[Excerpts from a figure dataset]
——
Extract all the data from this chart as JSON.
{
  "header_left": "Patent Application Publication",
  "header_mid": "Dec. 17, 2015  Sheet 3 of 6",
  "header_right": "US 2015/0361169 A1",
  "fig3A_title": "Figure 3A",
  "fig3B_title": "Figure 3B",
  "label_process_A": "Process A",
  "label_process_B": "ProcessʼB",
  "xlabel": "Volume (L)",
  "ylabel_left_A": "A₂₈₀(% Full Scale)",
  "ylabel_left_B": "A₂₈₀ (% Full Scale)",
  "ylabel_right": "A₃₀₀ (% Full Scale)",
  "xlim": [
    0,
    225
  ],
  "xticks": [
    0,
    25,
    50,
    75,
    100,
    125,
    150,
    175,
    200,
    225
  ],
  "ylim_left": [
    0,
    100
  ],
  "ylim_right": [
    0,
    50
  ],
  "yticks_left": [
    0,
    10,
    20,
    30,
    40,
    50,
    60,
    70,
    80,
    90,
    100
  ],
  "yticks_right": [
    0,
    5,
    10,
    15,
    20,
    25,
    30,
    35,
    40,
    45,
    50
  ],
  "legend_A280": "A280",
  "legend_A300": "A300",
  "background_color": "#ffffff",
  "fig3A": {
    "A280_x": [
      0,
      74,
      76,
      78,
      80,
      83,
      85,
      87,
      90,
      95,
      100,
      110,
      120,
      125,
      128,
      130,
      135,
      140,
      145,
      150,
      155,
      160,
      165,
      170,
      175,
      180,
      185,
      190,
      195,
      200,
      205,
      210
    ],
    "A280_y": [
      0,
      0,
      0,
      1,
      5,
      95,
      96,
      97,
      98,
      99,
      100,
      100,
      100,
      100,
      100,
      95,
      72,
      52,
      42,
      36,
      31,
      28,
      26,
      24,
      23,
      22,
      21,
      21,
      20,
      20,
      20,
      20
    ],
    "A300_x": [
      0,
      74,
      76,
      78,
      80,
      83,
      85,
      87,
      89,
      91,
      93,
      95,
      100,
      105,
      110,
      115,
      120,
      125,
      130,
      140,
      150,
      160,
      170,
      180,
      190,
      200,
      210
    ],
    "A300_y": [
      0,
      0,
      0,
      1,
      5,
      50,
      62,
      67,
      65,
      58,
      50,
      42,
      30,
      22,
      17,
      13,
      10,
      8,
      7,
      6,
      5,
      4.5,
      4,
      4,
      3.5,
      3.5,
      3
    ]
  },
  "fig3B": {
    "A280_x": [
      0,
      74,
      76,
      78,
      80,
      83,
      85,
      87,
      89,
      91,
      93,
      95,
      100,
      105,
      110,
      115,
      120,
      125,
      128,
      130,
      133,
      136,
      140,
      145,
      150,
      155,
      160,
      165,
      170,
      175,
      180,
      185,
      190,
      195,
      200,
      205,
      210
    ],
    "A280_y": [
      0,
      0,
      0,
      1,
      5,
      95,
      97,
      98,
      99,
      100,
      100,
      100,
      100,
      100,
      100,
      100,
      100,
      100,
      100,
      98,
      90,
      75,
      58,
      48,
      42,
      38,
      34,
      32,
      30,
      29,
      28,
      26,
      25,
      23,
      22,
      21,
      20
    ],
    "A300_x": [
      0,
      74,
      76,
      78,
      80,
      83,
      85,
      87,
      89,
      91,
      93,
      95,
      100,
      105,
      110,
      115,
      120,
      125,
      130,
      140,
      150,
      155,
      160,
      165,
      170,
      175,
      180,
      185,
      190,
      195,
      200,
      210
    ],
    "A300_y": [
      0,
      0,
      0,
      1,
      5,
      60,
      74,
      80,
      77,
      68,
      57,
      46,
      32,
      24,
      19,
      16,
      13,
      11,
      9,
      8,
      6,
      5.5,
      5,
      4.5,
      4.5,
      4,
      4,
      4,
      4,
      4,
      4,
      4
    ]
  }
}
——
Written problem
Each line above must be reproduced exactly as it stands.

Solved problem
Extract all the data from this chart as JSON.
{
  "header_left": "Patent Application Publication",
  "header_mid": "Dec. 17, 2015  Sheet 3 of 6",
  "header_right": "US 2015/0361169 A1",
  "fig3A_title": "Figure 3A",
  "fig3B_title": "Figure 3B",
  "label_process_A": "Process A",
  "label_process_B": "ProcessʼB",
  "xlabel": "Volume (L)",
  "ylabel_left_A": "A₂₈₀(% Full Scale)",
  "ylabel_left_B": "A₂₈₀ (% Full Scale)",
  "ylabel_right": "A₃₀₀ (% Full Scale)",
  "xlim": [
    0,
    225
  ],
  "xticks": [
    0,
    25,
    50,
    75,
    100,
    125,
    150,
    175,
    200,
    225
  ],
  "ylim_left": [
    0,
    100
  ],
  "ylim_right": [
    0,
    50
  ],
  "yticks_left": [
    0,
    10,
    20,
    30,
    40,
    50,
    60,
    70,
    80,
    90,
    100
  ],
  "yticks_right": [
    0,
    5,
    10,
    15,
    20,
    25,
    30,
    35,
    40,
    45,
    50
  ],
  "legend_A280": "A280",
  "legend_A300": "A300",
  "background_color": "#ffffff",
  "fig3A": {
    "A280_x": [
      0,
      74,
      76,
      78,
      80,
      83,
      85,
      87,
      90,
      95,
      100,
      110,
      120,
      125,
      128,
      130,
      135,
      140,
      145,
      150,
      155,
      160,
      165,
      170,
      175,
      180,
      185,
      190,
      195,
      200,
      205,
      210
    ],
    "A280_y": [
      0,
      0,
      0,
      1,
      5,
      95,
      96,
      97,
      98,
      99,
      100,
      100,
      100,
      100,
      100,
      95,
      72,
      52,
      42,
      36,
      31,
      28,
      26,
      24,
      23,
      22,
      21,
      21,
      20,
      20,
      20,
      20
    ],
    "A300_x": [
      0,
      74,
      76,
      78,
      80,
      83,
      85,
      87,
      89,
      91,
      93,
      95,
      100,
      105,
      110,
      115,
      120,
      125,
      130,
      140,
      150,
      160,
      170,
      180,
      190,
      200,
      210
    ],
    "A300_y": [
      0,
      0,
      0,
      1,
      5,
      50,
      62,
      67,
      65,
      58,
      50,
      42,
      30,
      22,
      17,
      13,
      10,
      8,
      7,
      6,
      5,
      4.5,
      4,
      4,
      3.5,
      3.5,
      3
    ]
  },
  "fig3B": {
    "A280_x": [
      0,
      74,
      76,
      78,
      80,
      83,
      85,
      87,
      89,
      91,
      93,
      95,
      100,
      105,
      110,
      115,
      120,
      125,
      128,
      130,
      133,
      136,
      140,
      145,
      150,
      155,
      160,
      165,
      170,
      175,
      180,
      185,
      190,
      195,
      200,
      205,
      210
    ],
    "A280_y": [
      0,
      0,
      0,
      1,
      5,
      95,
      97,
      98,
      99,
      100,
      100,
      100,
      100,
      100,
      100,
      100,
      100,
      100,
      100,
      98,
      90,
      75,
      58,
      48,
      42,
      38,
      34,
      32,
      30,
      29,
      28,
      26,
      25,
      23,
      22,
      21,
      20
    ],
    "A300_x": [
      0,
      74,
      76,
      78,
      80,
      83,
      85,
      87,
      89,
      91,
      93,
      95,
      100,
      105,
      110,
      115,
      120,
      125,
      130,
      140,
      150,
      155,
      160,
      165,
      170,
      175,
      180,
      185,
      190,
      195,
      200,
      210
    ],
    "A300_y": [
      0,
      0,
      0,
      1,
      5,
      60,
      74,
      80,
      77,
      68,
      57,
      46,
      32,
      24,
      19,
      16,
      13,
      11,
      9,
      8,
      6,
      5.5,
      5,
      4.5,
      4.5,
      4,
      4,
      4,
      4,
      4,
      4,
      4
    ]
  }
}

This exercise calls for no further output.